● Texto extraído
Em 2017, foi assinado um protocolo com a China Anti-Doping Agency (CHINADA, na sigla em inglês), que providenciou maiores valências ao CMD, nomeadamente no que toca a controlos antidoping, destaca o seu director. “São eles que nos ajudam na parte dos serviços de laboratório, aquando, por exemplo, da Maratona Internacional de Macau, com as análises feitas aos atletas no estádio e enviadas para a Universidade de Desporto de Pequim”, refere.

Sérgio Conceição revela que “muitas das provas internacionais realizadas na cidade”, como a Maratona Internacional e o Grande Prémio de Macau, “são controladas pelas respectivas federações e são estas organizações que pedem o controlo antidoping”.

Muitas vezes, esse controlo é feito de surpresa e por sorteio, antes, durante e depois das provas, como aconteceu na última Taça do Mundo de Ténis de Mesa e como habitualmente sucede com algumas modalidades, em especial as de “endurance”. O mesmo acontece nas participações de Macau em competições multidesportivas, nomeadamente nos Jogos Asiáticos.

Para colheita das análises, o CMD possui os seus próprios funcionários, médicos e enfermeiros, num total de 16, todos locais, formados pela CHINADA. Mas Sérgio Conceição considera que os atletas estão cada vez mais a afastar-se do doping. “Os sistemas de controlo antidoping estão muito avançados e, por isso, os casos têm diminuído bastante”, salienta.

Este tópico tem sido debatido nos seminários e cursos de formação na área da ciência do desporto organizados pelo ID. Os colóquios “são muito importantes para sensibilizar os atletas para vários aspectos da prática desportiva, entre os quais a essência da consulta, cujo objectivo é saber quais são as condições que o corpo tem para praticar determinado desporto”, explica o director do CMD.

Nutrição “fundamental”

A nutrição é outra das áreas a que o CMD tem prestado cada vez mais atenção, dispondo de um gabinete de atendimento e aconselhamento onde salta aos olhos de quem entra a célebre “pirâmide dos alimentos”. Angela Wong, uma das três dietistas do centro, considera “fundamental” nos dias de hoje um atleta saber o que deve comer e beber, para se manter saudável e até para evitar desidratações durante a prática desportiva.

A nutrição é considerada crucial para apoiar o rendimento dos atletas

Aproveitando a experiência que o CMD tem também nesta matéria – e tendo em consideração as necessidades da população em geral –, a unidade de medicina desportiva instalou, desde Junho, 15 postos em zonas comunitárias da cidade. Nos postos irão estar dietistas e fisioterapeutas do CMD.

“O objectivo é privilegiar o contacto com a população, oferecendo os nossos conhecimentos para ensinar as pessoas a fazerem uma boa nutrição, assim como, ao mesmo tempo, aprenderem sobre as vantagens da fisioterapia”, salienta a nutricionista.

● Entradas fornecidas

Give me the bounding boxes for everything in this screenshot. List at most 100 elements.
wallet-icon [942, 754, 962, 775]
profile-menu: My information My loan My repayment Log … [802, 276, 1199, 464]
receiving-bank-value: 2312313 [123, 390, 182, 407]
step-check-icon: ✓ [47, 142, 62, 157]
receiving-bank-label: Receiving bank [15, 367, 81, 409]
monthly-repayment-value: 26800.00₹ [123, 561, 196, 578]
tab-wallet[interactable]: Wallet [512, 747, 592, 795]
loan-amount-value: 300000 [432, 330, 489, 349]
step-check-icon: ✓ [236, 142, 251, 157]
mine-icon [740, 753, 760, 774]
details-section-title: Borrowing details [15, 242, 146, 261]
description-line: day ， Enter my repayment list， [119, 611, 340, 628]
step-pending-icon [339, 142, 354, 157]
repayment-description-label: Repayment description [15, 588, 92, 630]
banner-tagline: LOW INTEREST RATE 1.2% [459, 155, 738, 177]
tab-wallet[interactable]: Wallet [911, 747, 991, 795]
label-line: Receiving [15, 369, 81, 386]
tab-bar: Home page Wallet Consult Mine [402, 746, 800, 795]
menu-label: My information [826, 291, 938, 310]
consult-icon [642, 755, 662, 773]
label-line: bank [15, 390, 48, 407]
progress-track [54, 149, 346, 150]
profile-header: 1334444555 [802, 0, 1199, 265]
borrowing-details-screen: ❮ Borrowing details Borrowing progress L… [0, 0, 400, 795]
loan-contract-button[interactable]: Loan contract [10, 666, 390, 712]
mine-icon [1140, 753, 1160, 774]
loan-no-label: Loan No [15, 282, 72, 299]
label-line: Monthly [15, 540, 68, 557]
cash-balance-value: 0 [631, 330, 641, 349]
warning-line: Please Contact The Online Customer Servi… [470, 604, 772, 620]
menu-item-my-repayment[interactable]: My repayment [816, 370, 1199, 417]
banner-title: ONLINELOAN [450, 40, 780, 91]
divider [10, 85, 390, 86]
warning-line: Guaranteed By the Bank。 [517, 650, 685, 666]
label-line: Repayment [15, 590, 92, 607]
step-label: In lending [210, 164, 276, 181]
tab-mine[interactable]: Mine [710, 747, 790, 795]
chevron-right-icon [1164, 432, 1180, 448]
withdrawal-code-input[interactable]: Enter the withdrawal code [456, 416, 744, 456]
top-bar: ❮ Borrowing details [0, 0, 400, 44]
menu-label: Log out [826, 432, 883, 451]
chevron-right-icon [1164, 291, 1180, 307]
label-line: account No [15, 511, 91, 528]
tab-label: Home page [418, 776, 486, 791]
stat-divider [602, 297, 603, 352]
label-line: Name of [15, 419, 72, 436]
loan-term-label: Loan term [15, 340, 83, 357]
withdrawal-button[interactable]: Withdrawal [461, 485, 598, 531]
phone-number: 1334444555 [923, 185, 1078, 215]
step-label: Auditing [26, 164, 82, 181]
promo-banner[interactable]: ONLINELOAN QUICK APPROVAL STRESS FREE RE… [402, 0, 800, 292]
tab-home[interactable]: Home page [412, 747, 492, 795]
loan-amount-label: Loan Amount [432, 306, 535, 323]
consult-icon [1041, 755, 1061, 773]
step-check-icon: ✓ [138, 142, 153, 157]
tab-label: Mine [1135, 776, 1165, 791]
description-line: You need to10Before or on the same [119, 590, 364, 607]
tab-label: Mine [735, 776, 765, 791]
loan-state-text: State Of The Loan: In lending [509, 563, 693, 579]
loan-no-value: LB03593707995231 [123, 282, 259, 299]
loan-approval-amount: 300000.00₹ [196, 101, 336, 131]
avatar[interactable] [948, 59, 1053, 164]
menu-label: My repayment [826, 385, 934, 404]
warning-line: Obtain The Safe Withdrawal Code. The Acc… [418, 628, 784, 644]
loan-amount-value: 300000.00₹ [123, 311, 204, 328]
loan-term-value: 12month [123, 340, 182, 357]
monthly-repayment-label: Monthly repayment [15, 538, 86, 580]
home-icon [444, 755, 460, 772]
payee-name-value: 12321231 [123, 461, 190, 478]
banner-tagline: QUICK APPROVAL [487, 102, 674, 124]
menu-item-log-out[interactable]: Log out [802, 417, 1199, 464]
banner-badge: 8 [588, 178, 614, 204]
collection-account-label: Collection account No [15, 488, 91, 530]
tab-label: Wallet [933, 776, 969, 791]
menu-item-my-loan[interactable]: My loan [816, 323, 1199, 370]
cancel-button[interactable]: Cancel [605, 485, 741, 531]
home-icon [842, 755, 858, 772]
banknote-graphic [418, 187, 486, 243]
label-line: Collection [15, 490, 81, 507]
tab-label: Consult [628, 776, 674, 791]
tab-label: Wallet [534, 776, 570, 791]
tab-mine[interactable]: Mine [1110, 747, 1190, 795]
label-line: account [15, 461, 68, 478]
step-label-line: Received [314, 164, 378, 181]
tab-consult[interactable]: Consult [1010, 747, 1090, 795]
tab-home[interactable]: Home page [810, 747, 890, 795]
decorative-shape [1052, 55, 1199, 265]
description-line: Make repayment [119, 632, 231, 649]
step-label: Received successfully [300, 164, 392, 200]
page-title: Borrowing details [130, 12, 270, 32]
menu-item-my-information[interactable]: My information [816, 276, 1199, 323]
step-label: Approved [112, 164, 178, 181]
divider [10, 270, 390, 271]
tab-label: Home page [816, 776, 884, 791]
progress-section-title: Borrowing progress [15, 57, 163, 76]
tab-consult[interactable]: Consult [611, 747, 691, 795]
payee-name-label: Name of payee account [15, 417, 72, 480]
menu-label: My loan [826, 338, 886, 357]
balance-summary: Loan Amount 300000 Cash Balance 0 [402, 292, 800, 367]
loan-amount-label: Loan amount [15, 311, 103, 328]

● Tarefa A
Responda a cada pergunta com base no texto sobre o CMD:
(i) Em que ano foi assinado o protocolo com a China Anti-Doping Agency?
(ii) Quantos funcionários tem o CMD para a colheita das análises?
(iii) Quantos postos instalou a unidade de medicina desportiva em zonas comunitárias da cidade?
● Tarefa B
Traduza para o inglês esta frase do texto sobre o CMD: "Nos postos irão estar dietistas e fisioterapeutas do CMD."
● Tarefa C
No texto sobre o CMD, reproduza o trecho que começa em "Este tópico tem" e termina após "director do CMD.", trocando "seminários" por "encontros".
As entradas não são necessárias para responder a nenhuma das tarefas.

● Resposta A
(i) Em 2017.
(ii) 16.
(iii) 15.

● Resposta B
Dietitians and physical therapists from the CMD will be at the stations.

● Resposta C
Este tópico tem sido debatido nos encontros e cursos de formação na área da ciência do desporto organizados pelo ID. Os colóquios “são muito importantes para sensibilizar os atletas para vários aspectos da prática desportiva, entre os quais a essência da consulta, cujo objectivo é saber quais são as condições que o corpo tem para praticar determinado desporto”, explica o director do CMD.